>> START
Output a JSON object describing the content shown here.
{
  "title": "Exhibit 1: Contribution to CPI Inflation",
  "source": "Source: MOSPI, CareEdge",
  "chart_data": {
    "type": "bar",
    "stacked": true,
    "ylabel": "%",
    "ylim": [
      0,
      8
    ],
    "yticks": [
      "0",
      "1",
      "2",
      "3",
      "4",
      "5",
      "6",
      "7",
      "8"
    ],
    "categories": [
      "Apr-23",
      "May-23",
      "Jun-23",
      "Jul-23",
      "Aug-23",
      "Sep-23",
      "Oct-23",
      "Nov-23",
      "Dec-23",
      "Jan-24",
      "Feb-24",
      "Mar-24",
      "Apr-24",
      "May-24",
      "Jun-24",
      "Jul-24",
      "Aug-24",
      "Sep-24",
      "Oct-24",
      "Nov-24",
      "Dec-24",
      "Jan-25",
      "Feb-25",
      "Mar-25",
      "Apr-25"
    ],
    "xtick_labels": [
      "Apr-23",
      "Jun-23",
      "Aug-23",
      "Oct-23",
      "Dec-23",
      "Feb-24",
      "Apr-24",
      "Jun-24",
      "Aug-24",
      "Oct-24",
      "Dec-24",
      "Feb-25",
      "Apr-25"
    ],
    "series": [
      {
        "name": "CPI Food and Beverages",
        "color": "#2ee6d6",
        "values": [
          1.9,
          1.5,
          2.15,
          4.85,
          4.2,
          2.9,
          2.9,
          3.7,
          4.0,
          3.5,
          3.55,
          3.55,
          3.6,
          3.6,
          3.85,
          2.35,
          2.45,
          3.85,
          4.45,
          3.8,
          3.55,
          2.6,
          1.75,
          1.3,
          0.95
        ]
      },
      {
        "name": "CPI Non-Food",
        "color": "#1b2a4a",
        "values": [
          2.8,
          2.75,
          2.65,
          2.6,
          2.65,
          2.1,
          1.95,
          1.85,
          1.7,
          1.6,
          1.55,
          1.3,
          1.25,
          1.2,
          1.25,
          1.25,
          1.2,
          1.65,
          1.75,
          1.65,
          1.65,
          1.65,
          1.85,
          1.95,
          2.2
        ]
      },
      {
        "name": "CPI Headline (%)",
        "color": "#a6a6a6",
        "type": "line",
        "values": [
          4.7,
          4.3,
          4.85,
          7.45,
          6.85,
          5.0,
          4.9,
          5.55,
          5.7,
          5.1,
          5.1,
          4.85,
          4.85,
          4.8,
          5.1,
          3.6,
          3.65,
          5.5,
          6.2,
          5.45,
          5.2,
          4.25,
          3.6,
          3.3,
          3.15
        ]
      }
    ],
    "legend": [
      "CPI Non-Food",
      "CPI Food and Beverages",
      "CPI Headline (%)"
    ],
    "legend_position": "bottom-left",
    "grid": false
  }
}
>> END
WORK TO BE COMPLETED: Give back all the data exactly as written.

SOLUTION TO THE EXERCISE:
Output a JSON object describing the content shown here.
{
  "title": "Exhibit 1: Contribution to CPI Inflation",
  "source": "Source: MOSPI, CareEdge",
  "chart_data": {
    "type": "bar",
    "stacked": true,
    "ylabel": "%",
    "ylim": [
      0,
      8
    ],
    "yticks": [
      "0",
      "1",
      "2",
      "3",
      "4",
      "5",
      "6",
      "7",
      "8"
    ],
    "categories": [
      "Apr-23",
      "May-23",
      "Jun-23",
      "Jul-23",
      "Aug-23",
      "Sep-23",
      "Oct-23",
      "Nov-23",
      "Dec-23",
      "Jan-24",
      "Feb-24",
      "Mar-24",
      "Apr-24",
      "May-24",
      "Jun-24",
      "Jul-24",
      "Aug-24",
      "Sep-24",
      "Oct-24",
      "Nov-24",
      "Dec-24",
      "Jan-25",
      "Feb-25",
      "Mar-25",
      "Apr-25"
    ],
    "xtick_labels": [
      "Apr-23",
      "Jun-23",
      "Aug-23",
      "Oct-23",
      "Dec-23",
      "Feb-24",
      "Apr-24",
      "Jun-24",
      "Aug-24",
      "Oct-24",
      "Dec-24",
      "Feb-25",
      "Apr-25"
    ],
    "series": [
      {
        "name": "CPI Food and Beverages",
        "color": "#2ee6d6",
        "values": [
          1.9,
          1.5,
          2.15,
          4.85,
          4.2,
          2.9,
          2.9,
          3.7,
          4.0,
          3.5,
          3.55,
          3.55,
          3.6,
          3.6,
          3.85,
          2.35,
          2.45,
          3.85,
          4.45,
          3.8,
          3.55,
          2.6,
          1.75,
          1.3,
          0.95
        ]
      },
      {
        "name": "CPI Non-Food",
        "color": "#1b2a4a",
        "values": [
          2.8,
          2.75,
          2.65,
          2.6,
          2.65,
          2.1,
          1.95,
          1.85,
          1.7,
          1.6,
          1.55,
          1.3,
          1.25,
          1.2,
          1.25,
          1.25,
          1.2,
          1.65,
          1.75,
          1.65,
          1.65,
          1.65,
          1.85,
          1.95,
          2.2
        ]
      },
      {
        "name": "CPI Headline (%)",
        "color": "#a6a6a6",
        "type": "line",
        "values": [
          4.7,
          4.3,
          4.85,
          7.45,
          6.85,
          5.0,
          4.9,
          5.55,
          5.7,
          5.1,
          5.1,
          4.85,
          4.85,
          4.8,
          5.1,
          3.6,
          3.65,
          5.5,
          6.2,
          5.45,
          5.2,
          4.25,
          3.6,
          3.3,
          3.15
        ]
      }
    ],
    "legend": [
      "CPI Non-Food",
      "CPI Food and Beverages",
      "CPI Headline (%)"
    ],
    "legend_position": "bottom-left",
    "grid": false
  }
}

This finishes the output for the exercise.